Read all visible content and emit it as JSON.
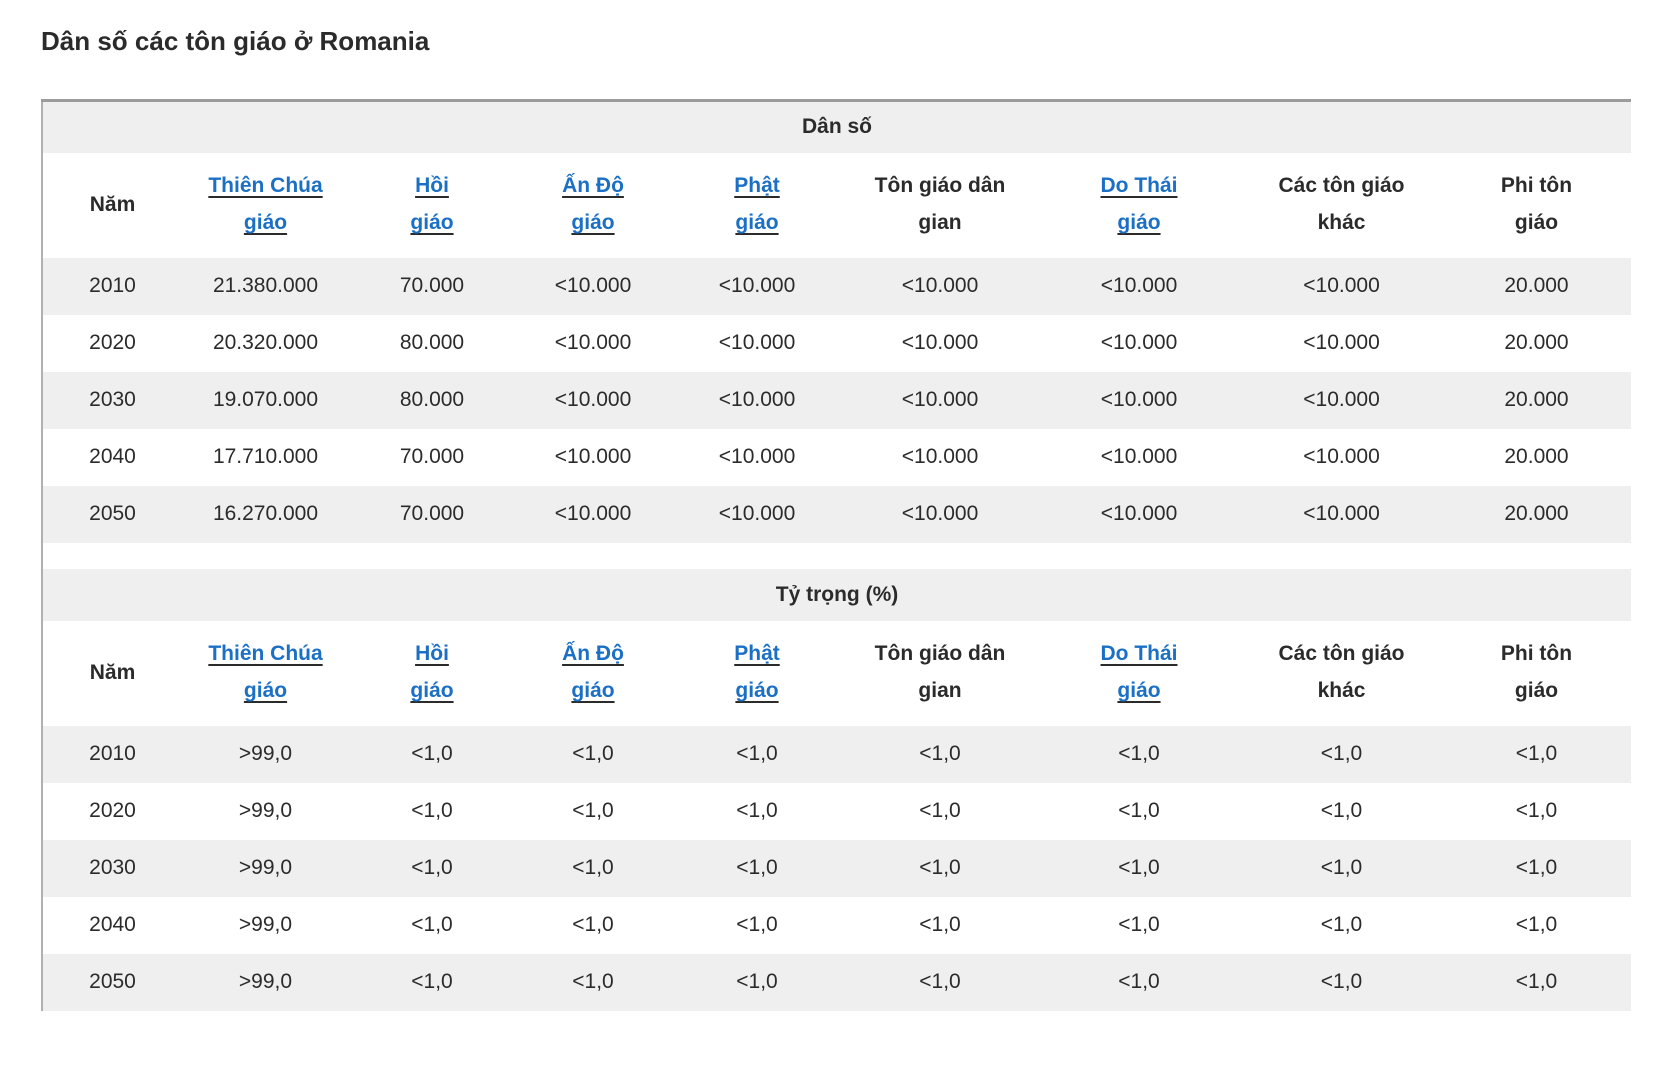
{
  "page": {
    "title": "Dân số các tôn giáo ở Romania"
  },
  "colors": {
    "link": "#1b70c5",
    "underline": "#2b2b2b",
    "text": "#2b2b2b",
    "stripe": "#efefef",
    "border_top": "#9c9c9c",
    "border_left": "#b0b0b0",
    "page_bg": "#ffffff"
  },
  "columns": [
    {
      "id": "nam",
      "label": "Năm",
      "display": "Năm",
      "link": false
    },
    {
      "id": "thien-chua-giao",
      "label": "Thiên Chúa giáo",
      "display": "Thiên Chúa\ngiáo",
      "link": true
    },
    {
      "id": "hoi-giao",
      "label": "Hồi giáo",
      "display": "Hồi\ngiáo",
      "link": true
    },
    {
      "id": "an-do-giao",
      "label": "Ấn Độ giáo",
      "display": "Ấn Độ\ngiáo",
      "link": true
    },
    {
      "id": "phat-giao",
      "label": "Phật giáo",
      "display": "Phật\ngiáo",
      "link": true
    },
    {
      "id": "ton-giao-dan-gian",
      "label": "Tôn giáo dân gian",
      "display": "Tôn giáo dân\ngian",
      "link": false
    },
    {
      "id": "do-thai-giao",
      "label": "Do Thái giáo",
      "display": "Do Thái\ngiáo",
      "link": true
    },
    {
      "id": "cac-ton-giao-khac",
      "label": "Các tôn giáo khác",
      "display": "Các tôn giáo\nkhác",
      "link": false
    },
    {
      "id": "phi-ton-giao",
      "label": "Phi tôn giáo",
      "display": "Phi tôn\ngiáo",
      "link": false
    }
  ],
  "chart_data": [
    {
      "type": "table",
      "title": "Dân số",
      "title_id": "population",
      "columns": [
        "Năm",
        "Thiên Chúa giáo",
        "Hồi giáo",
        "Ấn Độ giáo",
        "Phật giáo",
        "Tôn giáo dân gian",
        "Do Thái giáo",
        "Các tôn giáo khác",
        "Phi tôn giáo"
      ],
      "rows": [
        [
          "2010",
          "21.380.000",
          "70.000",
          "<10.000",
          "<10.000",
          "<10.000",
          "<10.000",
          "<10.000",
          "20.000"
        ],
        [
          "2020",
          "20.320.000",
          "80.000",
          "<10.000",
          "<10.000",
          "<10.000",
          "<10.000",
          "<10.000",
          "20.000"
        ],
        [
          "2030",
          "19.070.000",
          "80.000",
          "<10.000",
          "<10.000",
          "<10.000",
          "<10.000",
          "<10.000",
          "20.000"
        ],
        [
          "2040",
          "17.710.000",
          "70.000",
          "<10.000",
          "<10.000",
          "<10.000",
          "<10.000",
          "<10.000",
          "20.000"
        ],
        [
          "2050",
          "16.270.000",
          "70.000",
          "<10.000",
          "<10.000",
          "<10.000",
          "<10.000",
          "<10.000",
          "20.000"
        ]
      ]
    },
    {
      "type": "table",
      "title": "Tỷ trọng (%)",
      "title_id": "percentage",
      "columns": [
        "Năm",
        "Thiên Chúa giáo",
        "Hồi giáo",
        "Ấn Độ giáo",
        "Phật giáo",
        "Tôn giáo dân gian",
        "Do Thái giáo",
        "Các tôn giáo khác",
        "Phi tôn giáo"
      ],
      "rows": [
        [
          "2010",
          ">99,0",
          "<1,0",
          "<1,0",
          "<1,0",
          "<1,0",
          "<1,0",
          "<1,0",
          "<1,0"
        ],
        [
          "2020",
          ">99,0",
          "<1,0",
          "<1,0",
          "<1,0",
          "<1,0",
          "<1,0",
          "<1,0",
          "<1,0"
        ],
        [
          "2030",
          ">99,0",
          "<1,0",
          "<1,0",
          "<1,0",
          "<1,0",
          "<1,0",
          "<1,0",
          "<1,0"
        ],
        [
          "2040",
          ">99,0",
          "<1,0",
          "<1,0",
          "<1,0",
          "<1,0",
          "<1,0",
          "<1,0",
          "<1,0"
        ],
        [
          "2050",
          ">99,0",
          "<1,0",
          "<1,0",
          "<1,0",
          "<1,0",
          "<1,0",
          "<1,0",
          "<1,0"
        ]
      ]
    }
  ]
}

==*==

▸ Given request: From the listing above, collect each line in which the string "ngiáo" appears.

▸ Full response:
      "display": "Thiên Chúa\ngiáo",
      "display": "Hồi\ngiáo",
      "display": "Ấn Độ\ngiáo",
      "display": "Phật\ngiáo",
      "display": "Do Thái\ngiáo",
      "display": "Phi tôn\ngiáo",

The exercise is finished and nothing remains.